● Task instructions
Which lines hold the word "JSON"? Show each of them.

******************************

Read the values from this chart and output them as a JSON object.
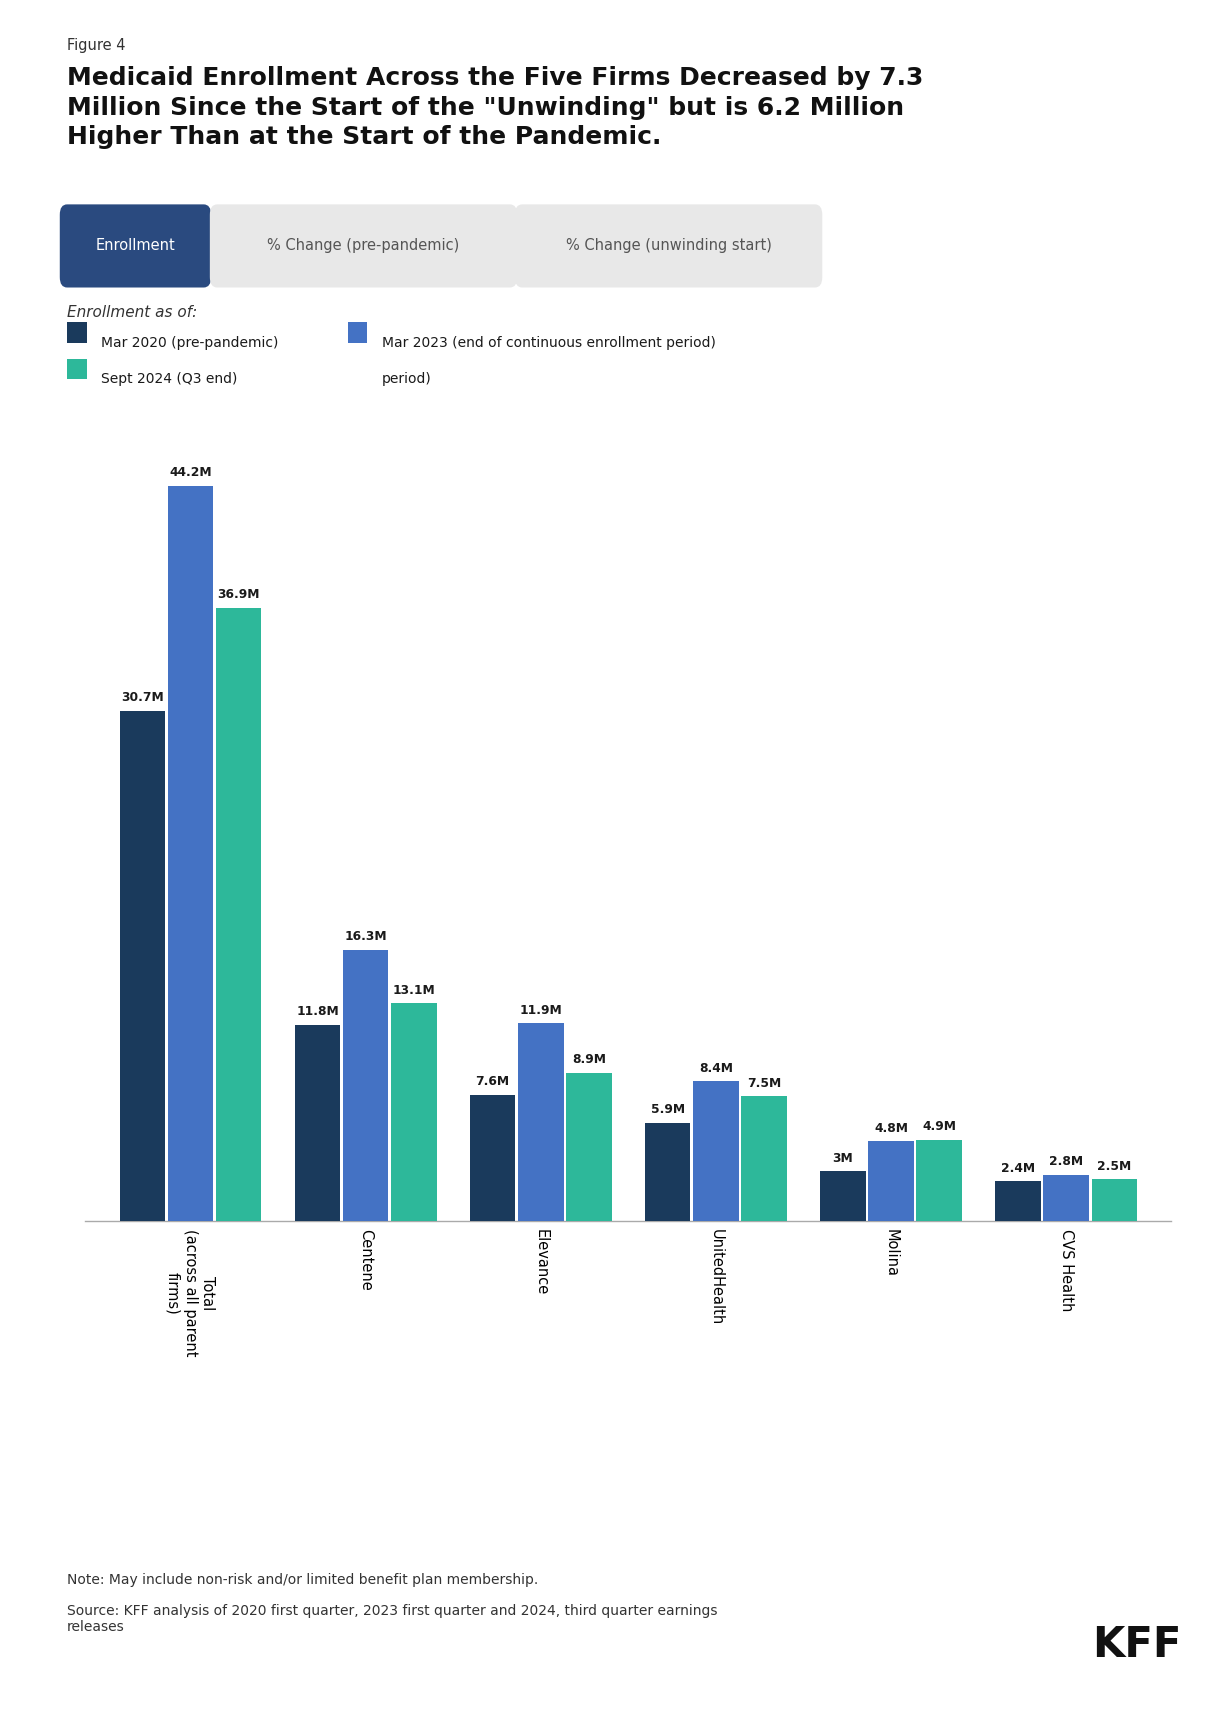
{
  "figure_label": "Figure 4",
  "title": "Medicaid Enrollment Across the Five Firms Decreased by 7.3\nMillion Since the Start of the \"Unwinding\" but is 6.2 Million\nHigher Than at the Start of the Pandemic.",
  "tab_labels": [
    "Enrollment",
    "% Change (pre-pandemic)",
    "% Change (unwinding start)"
  ],
  "subtitle": "Enrollment as of:",
  "legend": [
    {
      "label": "Mar 2020 (pre-pandemic)",
      "color": "#1a3a5c"
    },
    {
      "label": "Mar 2023 (end of continuous enrollment period)",
      "color": "#4472c4"
    },
    {
      "label": "Sept 2024 (Q3 end)",
      "color": "#2db89a"
    }
  ],
  "categories": [
    "Total\n(across all parent\nfirms)",
    "Centene",
    "Elevance",
    "UnitedHealth",
    "Molina",
    "CVS Health"
  ],
  "series": {
    "mar2020": [
      30.7,
      11.8,
      7.6,
      5.9,
      3.0,
      2.4
    ],
    "mar2023": [
      44.2,
      16.3,
      11.9,
      8.4,
      4.8,
      2.8
    ],
    "sept2024": [
      36.9,
      13.1,
      8.9,
      7.5,
      4.9,
      2.5
    ]
  },
  "labels": {
    "mar2020": [
      "30.7M",
      "11.8M",
      "7.6M",
      "5.9M",
      "3M",
      "2.4M"
    ],
    "mar2023": [
      "44.2M",
      "16.3M",
      "11.9M",
      "8.4M",
      "4.8M",
      "2.8M"
    ],
    "sept2024": [
      "36.9M",
      "13.1M",
      "8.9M",
      "7.5M",
      "4.9M",
      "2.5M"
    ]
  },
  "colors": {
    "mar2020": "#1a3a5c",
    "mar2023": "#4472c4",
    "sept2024": "#2db89a"
  },
  "ylim": [
    0,
    50
  ],
  "note": "Note: May include non-risk and/or limited benefit plan membership.",
  "source": "Source: KFF analysis of 2020 first quarter, 2023 first quarter and 2024, third quarter earnings\nreleases",
  "background_color": "#ffffff",
  "tab_active_color": "#2a4a7f",
  "tab_inactive_color": "#e8e8e8",
  "tab_active_text": "#ffffff",
  "tab_inactive_text": "#555555"
}
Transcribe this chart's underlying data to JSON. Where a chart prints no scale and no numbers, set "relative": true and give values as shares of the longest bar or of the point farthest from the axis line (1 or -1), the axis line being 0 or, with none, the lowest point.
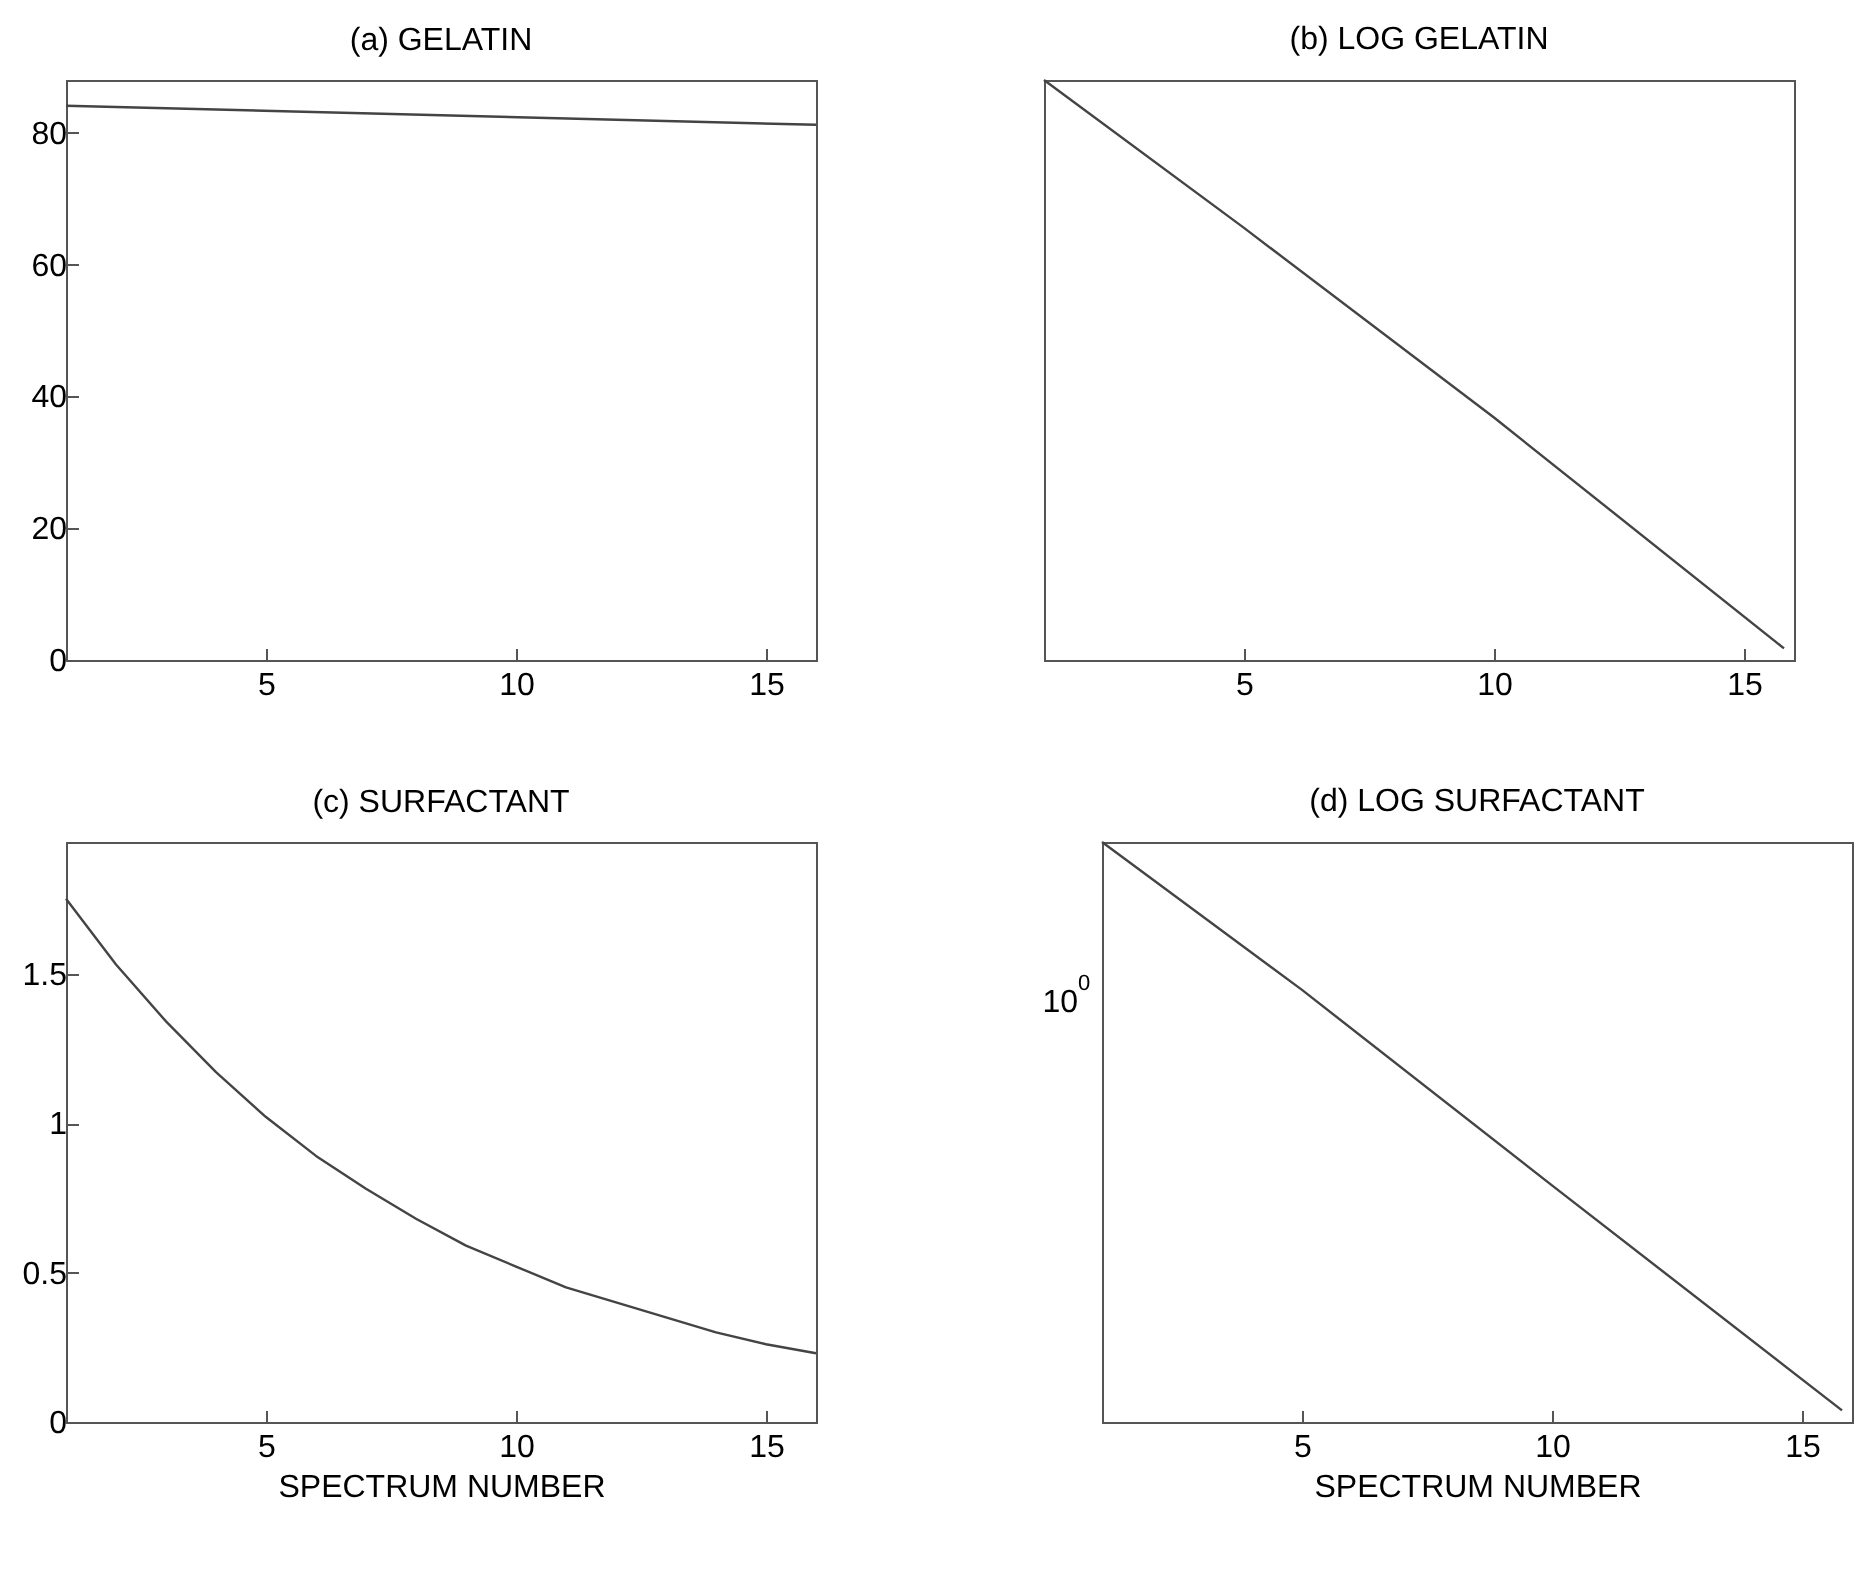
{
  "chart_data": [
    {
      "type": "line",
      "title": "(a) GELATIN",
      "x": [
        1,
        16
      ],
      "xlim": [
        1,
        16
      ],
      "xticks": [
        5,
        10,
        15
      ],
      "ylim": [
        0,
        88
      ],
      "yticks": [
        0,
        20,
        40,
        60,
        80
      ],
      "series": [
        {
          "color": "#444444",
          "values": [
            84.1,
            81.2
          ]
        }
      ]
    },
    {
      "type": "line",
      "title": "(b) LOG GELATIN",
      "relative": true,
      "x": [
        1,
        5,
        10,
        15.8
      ],
      "xlim": [
        1,
        16
      ],
      "xticks": [
        5,
        10,
        15
      ],
      "tick_labels": "x",
      "series": [
        {
          "color": "#444444",
          "values": [
            1,
            0.745,
            0.418,
            0.02
          ]
        }
      ]
    },
    {
      "type": "line",
      "title": "(c) SURFACTANT",
      "xlabel": "SPECTRUM NUMBER",
      "x": [
        1,
        2,
        3,
        4,
        5,
        6,
        7,
        8,
        9,
        10,
        11,
        12,
        13,
        14,
        15,
        16
      ],
      "xlim": [
        1,
        16
      ],
      "xticks": [
        5,
        10,
        15
      ],
      "ylim": [
        0,
        1.94
      ],
      "yticks": [
        {
          "value": 0,
          "label": "0"
        },
        0.5,
        {
          "value": 1,
          "label": "1"
        },
        1.5
      ],
      "series": [
        {
          "color": "#444444",
          "values": [
            1.75,
            1.53,
            1.34,
            1.17,
            1.02,
            0.89,
            0.78,
            0.68,
            0.59,
            0.52,
            0.45,
            0.4,
            0.35,
            0.3,
            0.26,
            0.23
          ]
        }
      ]
    },
    {
      "type": "line",
      "title": "(d) LOG SURFACTANT",
      "xlabel": "SPECTRUM NUMBER",
      "relative": true,
      "x": [
        1,
        5,
        10,
        15.8
      ],
      "xlim": [
        1,
        16
      ],
      "xticks": [
        5,
        10,
        15
      ],
      "tick_labels": "x",
      "annotations": [
        "10$^{0}$"
      ],
      "series": [
        {
          "color": "#444444",
          "values": [
            1,
            0.745,
            0.408,
            0.02
          ]
        }
      ]
    }
  ]
}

******************************

● Task solution
Read the values from this chart and output them as a JSON object.
Transcribe this chart's underlying data to JSON. Where a chart prints no scale and no numbers, set "relative": true and give values as shares of the longest bar or of the point farthest from the axis line (1 or -1), the axis line being 0 or, with none, the lowest point.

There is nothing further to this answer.